PROVIDED PASSAGE:
# # # #

Appearance of eye with candida colonies in anterior segment before commencing intracameral amphotericin B.

Figure 2
figure 2

Appearance of eye with resolution of colonies after course of intracameral amphotericin B.

Discussion

Candida endophthalmitis is a potentially devastating complication of cataract surgery, the features of which can be misleading. Unlike bacterial endophthalmitis, ocular pain and redness are not typical features of fungal endophthalmitis. At least 50% of patients at the time of presentation with candida endophthalmitis will have a vitreous abscess. The infiltrate in exogenous fungal endophthalmitis is localised frequently, to the anterior chamber, papillary space or anterior vitreous.4 Treatment with prolonged topical steroids for a painless postoperative low-grade anterior uveitis secondary to fungal endophthalmitis is not untypical.5, 6

Amphotericin B has low penetration as a topical agent and in patients without signs or symptoms of nonocular candidiasis withholding systemic amphotericin can be considered in view of potential side effects. Our patient's only seeing eye was involved thus initial treatment included systemic antifungal agents. Excision of visibly involved tissue that can act as a reservoir for recurrent infection has been recommended;2 however, in our case despite iridectomy, lens implant and capsule removal, and pars planar vitrectomy, growth of iris fungal colonies persisted and subsequent secondary colonisation of the corneal wound was noted. Amphotericin B has been used via the intracameral route in severe cases of exogenous candida endophthalmitis2 and its potential as an intracameral agent has been reported with encouraging results in severe keratomycosis.5 In a rabbit model, as much as 50 μg of amphotericin has been shown not to cause corneal or lenticular toxicity, and liposome incorporation of amphotericin reduces ocular toxicity in the rhesus monkey.7 In the three cases of severe keratomycosis treated with intracameral amphotericin B the total dose varied from 10 to 25 μg with no clinical evidence of corneal decompensation.5

The presence of corneal involvement has been shown to be the single most independent predictor of poor final outcome8 in exogenous fungal endophthalmitis. In this case, we aggressively managed the patient and a total of 67 μg amphotericin B was given (49 μg intracamerally; 16 μg intravitreally, and 2 μg intrastromally). No visible adverse effects on the cornea or retina were noted and a good visual outcome was achieved. The exact source of the infection is unknown, although colonisation at the time of cataract surgery, endogenous seeding or postoperative self-inoculation by the patient may have occurred. This illustrates a difficult case of candida endophthalmitis that was successfully treated with repeated intracameral amphotericin B.

# # # #

INFORMATION SHOWN:
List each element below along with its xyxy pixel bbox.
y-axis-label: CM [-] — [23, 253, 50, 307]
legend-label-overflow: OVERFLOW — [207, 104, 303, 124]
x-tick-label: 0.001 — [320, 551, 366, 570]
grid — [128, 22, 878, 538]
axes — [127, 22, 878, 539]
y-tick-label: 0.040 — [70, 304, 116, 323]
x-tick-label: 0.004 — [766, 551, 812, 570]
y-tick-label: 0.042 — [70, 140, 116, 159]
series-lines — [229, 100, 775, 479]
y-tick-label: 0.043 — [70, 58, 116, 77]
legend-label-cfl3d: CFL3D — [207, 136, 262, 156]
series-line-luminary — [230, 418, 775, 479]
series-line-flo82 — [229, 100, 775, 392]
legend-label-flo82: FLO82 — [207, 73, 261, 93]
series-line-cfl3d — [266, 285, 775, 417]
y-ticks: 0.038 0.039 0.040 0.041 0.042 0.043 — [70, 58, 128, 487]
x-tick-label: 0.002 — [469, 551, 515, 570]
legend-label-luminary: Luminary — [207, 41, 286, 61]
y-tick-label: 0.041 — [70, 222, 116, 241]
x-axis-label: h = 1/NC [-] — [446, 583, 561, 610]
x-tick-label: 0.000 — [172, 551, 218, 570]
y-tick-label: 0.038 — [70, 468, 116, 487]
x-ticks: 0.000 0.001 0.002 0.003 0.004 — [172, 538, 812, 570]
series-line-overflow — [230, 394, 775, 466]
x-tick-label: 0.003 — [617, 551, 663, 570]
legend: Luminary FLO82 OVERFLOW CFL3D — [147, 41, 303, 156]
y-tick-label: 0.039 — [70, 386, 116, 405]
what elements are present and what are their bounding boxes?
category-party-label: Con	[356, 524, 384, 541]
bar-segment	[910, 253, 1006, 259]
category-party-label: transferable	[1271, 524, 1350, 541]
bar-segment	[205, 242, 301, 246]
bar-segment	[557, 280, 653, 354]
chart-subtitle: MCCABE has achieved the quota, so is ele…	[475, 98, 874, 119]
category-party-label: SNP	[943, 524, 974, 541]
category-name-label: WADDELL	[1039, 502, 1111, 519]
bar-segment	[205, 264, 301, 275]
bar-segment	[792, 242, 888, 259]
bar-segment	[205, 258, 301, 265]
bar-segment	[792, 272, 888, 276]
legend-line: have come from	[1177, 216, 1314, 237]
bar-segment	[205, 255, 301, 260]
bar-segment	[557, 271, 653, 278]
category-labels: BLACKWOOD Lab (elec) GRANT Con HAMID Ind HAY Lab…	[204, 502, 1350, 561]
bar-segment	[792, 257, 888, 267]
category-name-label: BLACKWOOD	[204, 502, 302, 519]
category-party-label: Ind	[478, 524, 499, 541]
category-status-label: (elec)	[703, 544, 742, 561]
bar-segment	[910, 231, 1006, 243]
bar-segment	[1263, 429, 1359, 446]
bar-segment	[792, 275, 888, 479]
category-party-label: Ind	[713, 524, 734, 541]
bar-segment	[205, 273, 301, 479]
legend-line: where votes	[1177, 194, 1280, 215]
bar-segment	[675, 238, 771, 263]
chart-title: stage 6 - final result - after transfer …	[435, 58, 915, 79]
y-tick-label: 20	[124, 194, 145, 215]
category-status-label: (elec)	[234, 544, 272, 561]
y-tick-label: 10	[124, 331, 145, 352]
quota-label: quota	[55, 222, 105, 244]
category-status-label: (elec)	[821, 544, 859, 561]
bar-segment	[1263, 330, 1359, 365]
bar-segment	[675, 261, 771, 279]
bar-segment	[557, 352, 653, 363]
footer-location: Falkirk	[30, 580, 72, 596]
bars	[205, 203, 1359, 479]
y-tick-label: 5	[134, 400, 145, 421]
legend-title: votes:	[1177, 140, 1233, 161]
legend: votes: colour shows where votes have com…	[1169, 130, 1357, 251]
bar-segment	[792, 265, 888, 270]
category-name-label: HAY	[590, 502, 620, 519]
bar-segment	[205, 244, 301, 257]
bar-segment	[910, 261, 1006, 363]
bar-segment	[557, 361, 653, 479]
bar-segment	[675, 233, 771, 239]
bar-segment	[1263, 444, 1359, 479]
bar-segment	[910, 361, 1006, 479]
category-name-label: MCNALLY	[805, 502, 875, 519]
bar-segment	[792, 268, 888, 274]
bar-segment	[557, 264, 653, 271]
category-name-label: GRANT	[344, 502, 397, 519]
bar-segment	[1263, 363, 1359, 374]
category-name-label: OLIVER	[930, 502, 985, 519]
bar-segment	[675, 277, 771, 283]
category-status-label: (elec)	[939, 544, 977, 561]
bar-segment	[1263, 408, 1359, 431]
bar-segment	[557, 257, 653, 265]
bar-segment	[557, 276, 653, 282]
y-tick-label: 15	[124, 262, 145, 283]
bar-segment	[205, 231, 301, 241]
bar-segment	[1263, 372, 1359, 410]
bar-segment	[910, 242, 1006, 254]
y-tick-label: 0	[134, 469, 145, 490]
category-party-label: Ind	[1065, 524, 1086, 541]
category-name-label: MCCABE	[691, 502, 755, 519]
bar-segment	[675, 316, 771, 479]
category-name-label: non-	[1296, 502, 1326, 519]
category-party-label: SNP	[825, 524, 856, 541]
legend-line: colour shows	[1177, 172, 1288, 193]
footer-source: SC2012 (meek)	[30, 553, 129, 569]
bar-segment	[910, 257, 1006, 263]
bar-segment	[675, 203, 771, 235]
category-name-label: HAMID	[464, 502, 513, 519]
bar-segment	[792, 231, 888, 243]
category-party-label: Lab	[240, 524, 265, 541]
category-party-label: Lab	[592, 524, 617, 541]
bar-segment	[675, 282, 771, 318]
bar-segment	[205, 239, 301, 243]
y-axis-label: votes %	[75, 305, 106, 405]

# # # #

WHAT TO PRODUCE:
Rewrite the candida endophthalmitis discussion, starting with "The presence of" and going on through "repeated intracameral amphotericin B.", replacing "good visual outcome" with "favorable visual outcome".

TASK SOLUTION:
The presence of corneal involvement has been shown to be the single most independent predictor of poor final outcome8 in exogenous fungal endophthalmitis. In this case, we aggressively managed the patient and a total of 67 μg amphotericin B was given (49 μg intracamerally; 16 μg intravitreally, and 2 μg intrastromally). No visible adverse effects on the cornea or retina were noted and a favorable visual outcome was achieved. The exact source of the infection is unknown, although colonisation at the time of cataract surgery, endogenous seeding or postoperative self-inoculation by the patient may have occurred. This illustrates a difficult case of candida endophthalmitis that was successfully treated with repeated intracameral amphotericin B.